Directions for this task >> Copy out the records precisely, omitting pictures.

Given data >>
[start]

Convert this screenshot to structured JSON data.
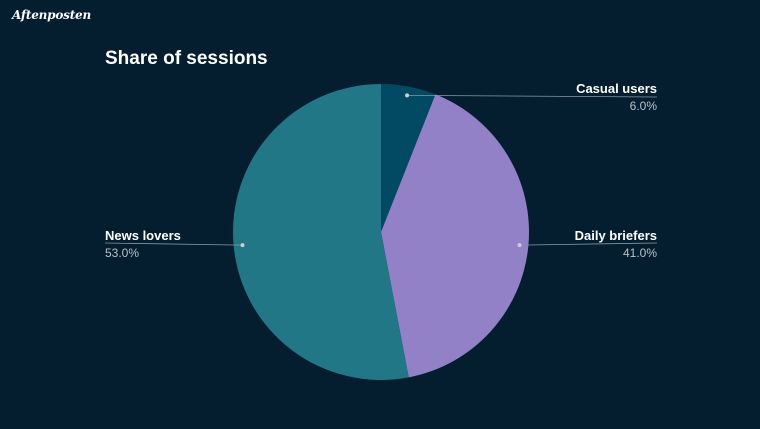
{
  "brand": {
    "logo_text": "Aftenposten"
  },
  "chart_data": {
    "type": "pie",
    "title": "Share of sessions",
    "slices": [
      {
        "label": "Casual users",
        "value": 6.0,
        "value_label": "6.0%",
        "color": "#024a63"
      },
      {
        "label": "Daily briefers",
        "value": 41.0,
        "value_label": "41.0%",
        "color": "#9381c7"
      },
      {
        "label": "News lovers",
        "value": 53.0,
        "value_label": "53.0%",
        "color": "#227787"
      }
    ],
    "start_angle": "12 o'clock",
    "direction": "clockwise",
    "background": "#041e30"
  }
}
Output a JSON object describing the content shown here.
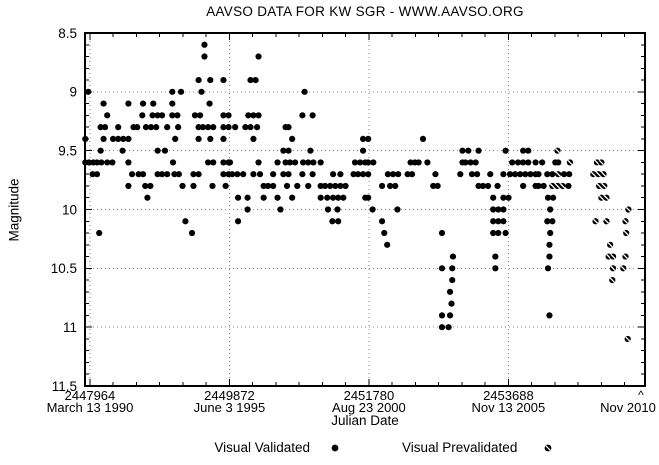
{
  "title": "AAVSO DATA FOR KW SGR - WWW.AAVSO.ORG",
  "colors": {
    "foreground": "#000000",
    "background": "#ffffff",
    "grid": "#8a8a8a"
  },
  "annotations": {
    "caret": "^"
  },
  "chart_data": {
    "type": "scatter",
    "title": "AAVSO DATA FOR KW SGR - WWW.AAVSO.ORG",
    "xlabel": "Julian Date",
    "ylabel": "Magnitude",
    "xlim": [
      2447896,
      2455557
    ],
    "ylim": [
      8.5,
      11.5
    ],
    "y_axis_inverted": true,
    "grid": "dotted-at-major-ticks",
    "x_tick_start": 2447964,
    "x_minor_step": 318,
    "x_major_step": 1908,
    "x_major_ticks": [
      {
        "jd": 2447964,
        "jd_label": "2447964",
        "date_label": "March 13 1990"
      },
      {
        "jd": 2449872,
        "jd_label": "2449872",
        "date_label": "June 3 1995"
      },
      {
        "jd": 2451780,
        "jd_label": "2451780",
        "date_label": "Aug 23 2000"
      },
      {
        "jd": 2453688,
        "jd_label": "2453688",
        "date_label": "Nov 13 2005"
      }
    ],
    "x_end_label": "Nov 2010",
    "y_ticks": [
      {
        "value": 8.5,
        "label": "8.5"
      },
      {
        "value": 9.0,
        "label": "9"
      },
      {
        "value": 9.5,
        "label": "9.5"
      },
      {
        "value": 10.0,
        "label": "10"
      },
      {
        "value": 10.5,
        "label": "10.5"
      },
      {
        "value": 11.0,
        "label": "11"
      },
      {
        "value": 11.5,
        "label": "11.5"
      }
    ],
    "y_minor_step": 0.1,
    "legend": {
      "items": [
        {
          "label": "Visual Validated",
          "marker": "filled-circle"
        },
        {
          "label": "Visual Prevalidated",
          "marker": "slashed-circle"
        }
      ]
    },
    "series": [
      {
        "name": "Visual Validated",
        "marker": "filled-circle",
        "points_by_mag": {
          "8.6": [
            2449530
          ],
          "8.7": [
            2449530,
            2450270
          ],
          "8.9": [
            2449450,
            2449610,
            2449790,
            2450160,
            2450230
          ],
          "9.0": [
            2447940,
            2449090,
            2449210,
            2449490,
            2450900
          ],
          "9.1": [
            2448150,
            2448490,
            2448690,
            2448830,
            2449090,
            2449600
          ],
          "9.2": [
            2448200,
            2448680,
            2448820,
            2448890,
            2448950,
            2449090,
            2449160,
            2449400,
            2449470,
            2449790,
            2449860,
            2450130,
            2450200,
            2450270,
            2450870,
            2451010
          ],
          "9.3": [
            2448110,
            2448170,
            2448350,
            2448560,
            2448610,
            2448730,
            2448800,
            2448870,
            2449020,
            2449170,
            2449450,
            2449510,
            2449580,
            2449650,
            2449790,
            2449860,
            2449950,
            2450090,
            2450160,
            2450250,
            2450640,
            2450680
          ],
          "9.4": [
            2447900,
            2448150,
            2448280,
            2448350,
            2448420,
            2448490,
            2449130,
            2449450,
            2449610,
            2449790,
            2450200,
            2450730,
            2451700,
            2451770,
            2452520
          ],
          "9.5": [
            2448110,
            2448410,
            2448890,
            2448990,
            2450610,
            2450680,
            2450980,
            2451700,
            2453060,
            2453140,
            2453280,
            2453650,
            2453890,
            2453960
          ],
          "9.6": [
            2447900,
            2447950,
            2448010,
            2448060,
            2448120,
            2448200,
            2448270,
            2448490,
            2449100,
            2449580,
            2449650,
            2449790,
            2449860,
            2449880,
            2450270,
            2450530,
            2450640,
            2450700,
            2450770,
            2450880,
            2450950,
            2451020,
            2451120,
            2451590,
            2451660,
            2451730,
            2451770,
            2451840,
            2452350,
            2452410,
            2452460,
            2452580,
            2453060,
            2453100,
            2453170,
            2453240,
            2453740,
            2453820,
            2453890,
            2453960,
            2454060,
            2454150,
            2454330,
            2454370
          ],
          "9.7": [
            2448000,
            2448060,
            2448540,
            2448630,
            2448690,
            2448890,
            2448950,
            2449020,
            2449120,
            2449180,
            2449380,
            2449450,
            2449790,
            2449860,
            2449910,
            2449980,
            2450060,
            2450200,
            2450290,
            2450470,
            2450610,
            2450680,
            2450870,
            2451010,
            2451290,
            2451390,
            2451570,
            2451630,
            2451700,
            2451770,
            2452040,
            2452110,
            2452180,
            2452310,
            2452370,
            2452690,
            2453030,
            2453190,
            2453260,
            2453440,
            2453620,
            2453710,
            2453780,
            2453850,
            2453920,
            2453990,
            2454060,
            2454100,
            2454220,
            2454290,
            2454450,
            2454520
          ],
          "9.8": [
            2448490,
            2448720,
            2448790,
            2449230,
            2449380,
            2449640,
            2449820,
            2450340,
            2450400,
            2450470,
            2450660,
            2450800,
            2450950,
            2451120,
            2451180,
            2451250,
            2451320,
            2451390,
            2451460,
            2451960,
            2452070,
            2452140,
            2452660,
            2452720,
            2453280,
            2453340,
            2453410,
            2453540,
            2453890,
            2454060,
            2454100,
            2454170,
            2454510
          ],
          "9.9": [
            2448750,
            2449990,
            2450120,
            2450340,
            2450530,
            2450730,
            2451120,
            2451210,
            2451290,
            2451360,
            2451430,
            2451730,
            2451770,
            2453480,
            2453620,
            2453690,
            2454230,
            2454300
          ],
          "10.0": [
            2450120,
            2450570,
            2451220,
            2451350,
            2451830,
            2452170,
            2453480,
            2453550,
            2453620,
            2454260
          ],
          "10.1": [
            2449270,
            2449990,
            2451280,
            2451360,
            2451960,
            2453480,
            2453550,
            2453620,
            2454220,
            2454290
          ],
          "10.2": [
            2448090,
            2449360,
            2451990,
            2452780,
            2453480,
            2453550,
            2453650,
            2454260
          ],
          "10.3": [
            2452030,
            2454250
          ],
          "10.4": [
            2452930,
            2453510,
            2454250
          ],
          "10.5": [
            2452780,
            2452920,
            2453510,
            2454230
          ],
          "10.6": [
            2452920
          ],
          "10.7": [
            2452890
          ],
          "10.8": [
            2452910
          ],
          "10.9": [
            2452780,
            2452890,
            2454250
          ],
          "11.0": [
            2452780,
            2452870
          ]
        }
      },
      {
        "name": "Visual Prevalidated",
        "marker": "slashed-circle",
        "points_by_mag": {
          "9.5": [
            2454360
          ],
          "9.6": [
            2454530,
            2454900,
            2454960
          ],
          "9.7": [
            2454370,
            2454850,
            2454920,
            2454990
          ],
          "9.8": [
            2454290,
            2454360,
            2454430,
            2454930,
            2455000
          ],
          "9.9": [
            2454960,
            2455030
          ],
          "10.0": [
            2455330
          ],
          "10.1": [
            2454880,
            2455030,
            2455290
          ],
          "10.2": [
            2455300
          ],
          "10.3": [
            2455080
          ],
          "10.4": [
            2455060,
            2455120,
            2455290
          ],
          "10.5": [
            2455120,
            2455260
          ],
          "10.6": [
            2455110
          ],
          "11.1": [
            2455320
          ]
        }
      }
    ]
  }
}
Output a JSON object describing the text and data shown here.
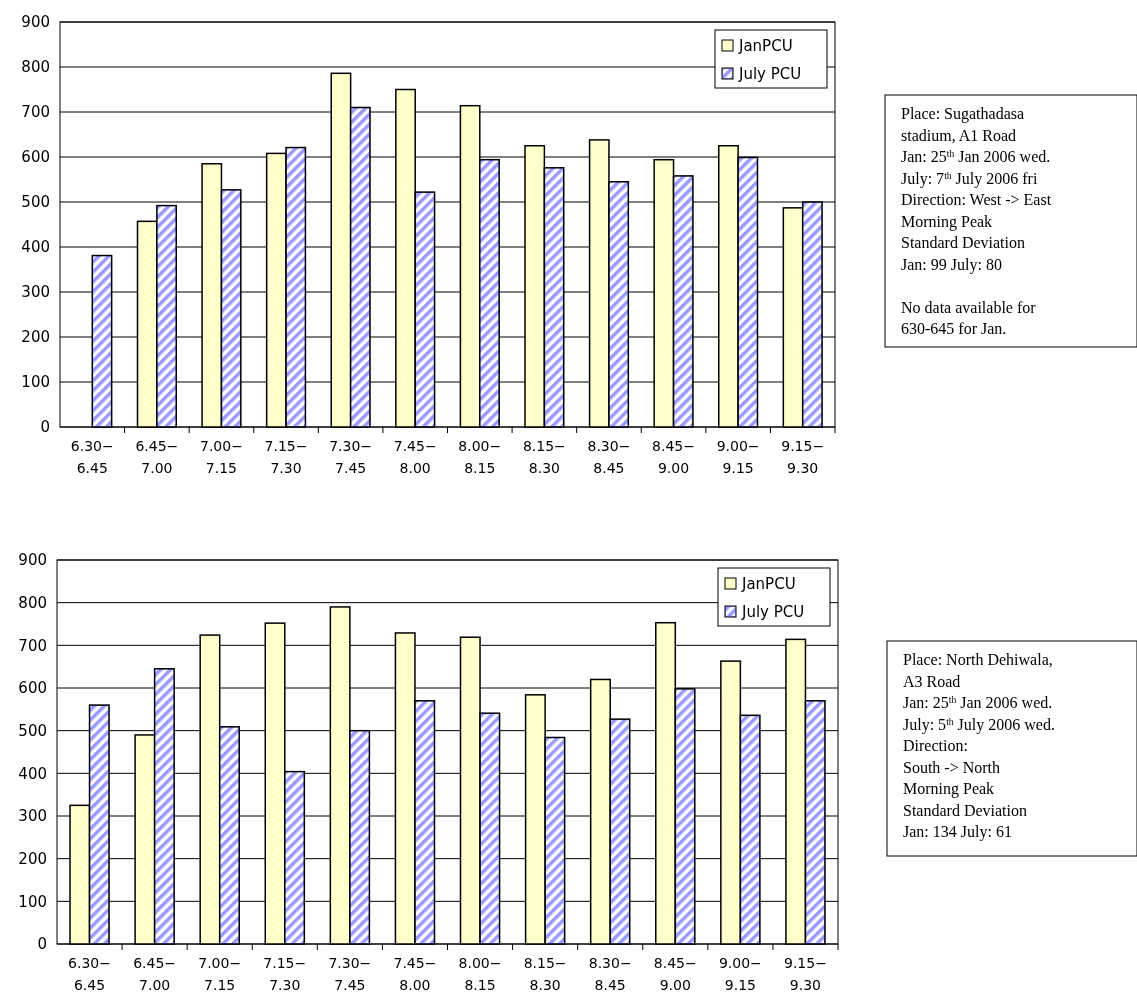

[end]

Exercise solution >>
Convert this screenshot to structured JSON data.
{
  "brand": {
    "logo_text": "Aftenposten"
  },
  "chart_data": {
    "type": "pie",
    "title": "Share of sessions",
    "slices": [
      {
        "label": "Casual users",
        "value": 6.0,
        "value_label": "6.0%",
        "color": "#024a63"
      },
      {
        "label": "Daily briefers",
        "value": 41.0,
        "value_label": "41.0%",
        "color": "#9381c7"
      },
      {
        "label": "News lovers",
        "value": 53.0,
        "value_label": "53.0%",
        "color": "#227787"
      }
    ],
    "start_angle": "12 o'clock",
    "direction": "clockwise",
    "background": "#041e30"
  }
}
Output a JSON object describing the content shown here.
{
  "title": "AAVSO DATA FOR KW SGR - WWW.AAVSO.ORG",
  "colors": {
    "foreground": "#000000",
    "background": "#ffffff",
    "grid": "#8a8a8a"
  },
  "annotations": {
    "caret": "^"
  },
  "chart_data": {
    "type": "scatter",
    "title": "AAVSO DATA FOR KW SGR - WWW.AAVSO.ORG",
    "xlabel": "Julian Date",
    "ylabel": "Magnitude",
    "xlim": [
      2447896,
      2455557
    ],
    "ylim": [
      8.5,
      11.5
    ],
    "y_axis_inverted": true,
    "grid": "dotted-at-major-ticks",
    "x_tick_start": 2447964,
    "x_minor_step": 318,
    "x_major_step": 1908,
    "x_major_ticks": [
      {
        "jd": 2447964,
        "jd_label": "2447964",
        "date_label": "March 13 1990"
      },
      {
        "jd": 2449872,
        "jd_label": "2449872",
        "date_label": "June 3 1995"
      },
      {
        "jd": 2451780,
        "jd_label": "2451780",
        "date_label": "Aug 23 2000"
      },
      {
        "jd": 2453688,
        "jd_label": "2453688",
        "date_label": "Nov 13 2005"
      }
    ],
    "x_end_label": "Nov 2010",
    "y_ticks": [
      {
        "value": 8.5,
        "label": "8.5"
      },
      {
        "value": 9.0,
        "label": "9"
      },
      {
        "value": 9.5,
        "label": "9.5"
      },
      {
        "value": 10.0,
        "label": "10"
      },
      {
        "value": 10.5,
        "label": "10.5"
      },
      {
        "value": 11.0,
        "label": "11"
      },
      {
        "value": 11.5,
        "label": "11.5"
      }
    ],
    "y_minor_step": 0.1,
    "legend": {
      "items": [
        {
          "label": "Visual Validated",
          "marker": "filled-circle"
        },
        {
          "label": "Visual Prevalidated",
          "marker": "slashed-circle"
        }
      ]
    },
    "series": [
      {
        "name": "Visual Validated",
        "marker": "filled-circle",
        "points_by_mag": {
          "8.6": [
            2449530
          ],
          "8.7": [
            2449530,
            2450270
          ],
          "8.9": [
            2449450,
            2449610,
            2449790,
            2450160,
            2450230
          ],
          "9.0": [
            2447940,
            2449090,
            2449210,
            2449490,
            2450900
          ],
          "9.1": [
            2448150,
            2448490,
            2448690,
            2448830,
            2449090,
            2449600
          ],
          "9.2": [
            2448200,
            2448680,
            2448820,
            2448890,
            2448950,
            2449090,
            2449160,
            2449400,
            2449470,
            2449790,
            2449860,
            2450130,
            2450200,
            2450270,
            2450870,
            2451010
          ],
          "9.3": [
            2448110,
            2448170,
            2448350,
            2448560,
            2448610,
            2448730,
            2448800,
            2448870,
            2449020,
            2449170,
            2449450,
            2449510,
            2449580,
            2449650,
            2449790,
            2449860,
            2449950,
            2450090,
            2450160,
            2450250,
            2450640,
            2450680
          ],
          "9.4": [
            2447900,
            2448150,
            2448280,
            2448350,
            2448420,
            2448490,
            2449130,
            2449450,
            2449610,
            2449790,
            2450200,
            2450730,
            2451700,
            2451770,
            2452520
          ],
          "9.5": [
            2448110,
            2448410,
            2448890,
            2448990,
            2450610,
            2450680,
            2450980,
            2451700,
            2453060,
            2453140,
            2453280,
            2453650,
            2453890,
            2453960
          ],
          "9.6": [
            2447900,
            2447950,
            2448010,
            2448060,
            2448120,
            2448200,
            2448270,
            2448490,
            2449100,
            2449580,
            2449650,
            2449790,
            2449860,
            2449880,
            2450270,
            2450530,
            2450640,
            2450700,
            2450770,
            2450880,
            2450950,
            2451020,
            2451120,
            2451590,
            2451660,
            2451730,
            2451770,
            2451840,
            2452350,
            2452410,
            2452460,
            2452580,
            2453060,
            2453100,
            2453170,
            2453240,
            2453740,
            2453820,
            2453890,
            2453960,
            2454060,
            2454150,
            2454330,
            2454370
          ],
          "9.7": [
            2448000,
            2448060,
            2448540,
            2448630,
            2448690,
            2448890,
            2448950,
            2449020,
            2449120,
            2449180,
            2449380,
            2449450,
            2449790,
            2449860,
            2449910,
            2449980,
            2450060,
            2450200,
            2450290,
            2450470,
            2450610,
            2450680,
            2450870,
            2451010,
            2451290,
            2451390,
            2451570,
            2451630,
            2451700,
            2451770,
            2452040,
            2452110,
            2452180,
            2452310,
            2452370,
            2452690,
            2453030,
            2453190,
            2453260,
            2453440,
            2453620,
            2453710,
            2453780,
            2453850,
            2453920,
            2453990,
            2454060,
            2454100,
            2454220,
            2454290,
            2454450,
            2454520
          ],
          "9.8": [
            2448490,
            2448720,
            2448790,
            2449230,
            2449380,
            2449640,
            2449820,
            2450340,
            2450400,
            2450470,
            2450660,
            2450800,
            2450950,
            2451120,
            2451180,
            2451250,
            2451320,
            2451390,
            2451460,
            2451960,
            2452070,
            2452140,
            2452660,
            2452720,
            2453280,
            2453340,
            2453410,
            2453540,
            2453890,
            2454060,
            2454100,
            2454170,
            2454510
          ],
          "9.9": [
            2448750,
            2449990,
            2450120,
            2450340,
            2450530,
            2450730,
            2451120,
            2451210,
            2451290,
            2451360,
            2451430,
            2451730,
            2451770,
            2453480,
            2453620,
            2453690,
            2454230,
            2454300
          ],
          "10.0": [
            2450120,
            2450570,
            2451220,
            2451350,
            2451830,
            2452170,
            2453480,
            2453550,
            2453620,
            2454260
          ],
          "10.1": [
            2449270,
            2449990,
            2451280,
            2451360,
            2451960,
            2453480,
            2453550,
            2453620,
            2454220,
            2454290
          ],
          "10.2": [
            2448090,
            2449360,
            2451990,
            2452780,
            2453480,
            2453550,
            2453650,
            2454260
          ],
          "10.3": [
            2452030,
            2454250
          ],
          "10.4": [
            2452930,
            2453510,
            2454250
          ],
          "10.5": [
            2452780,
            2452920,
            2453510,
            2454230
          ],
          "10.6": [
            2452920
          ],
          "10.7": [
            2452890
          ],
          "10.8": [
            2452910
          ],
          "10.9": [
            2452780,
            2452890,
            2454250
          ],
          "11.0": [
            2452780,
            2452870
          ]
        }
      },
      {
        "name": "Visual Prevalidated",
        "marker": "slashed-circle",
        "points_by_mag": {
          "9.5": [
            2454360
          ],
          "9.6": [
            2454530,
            2454900,
            2454960
          ],
          "9.7": [
            2454370,
            2454850,
            2454920,
            2454990
          ],
          "9.8": [
            2454290,
            2454360,
            2454430,
            2454930,
            2455000
          ],
          "9.9": [
            2454960,
            2455030
          ],
          "10.0": [
            2455330
          ],
          "10.1": [
            2454880,
            2455030,
            2455290
          ],
          "10.2": [
            2455300
          ],
          "10.3": [
            2455080
          ],
          "10.4": [
            2455060,
            2455120,
            2455290
          ],
          "10.5": [
            2455120,
            2455260
          ],
          "10.6": [
            2455110
          ],
          "11.1": [
            2455320
          ]
        }
      }
    ]
  }
}
Output a JSON object describing the text and data shown here.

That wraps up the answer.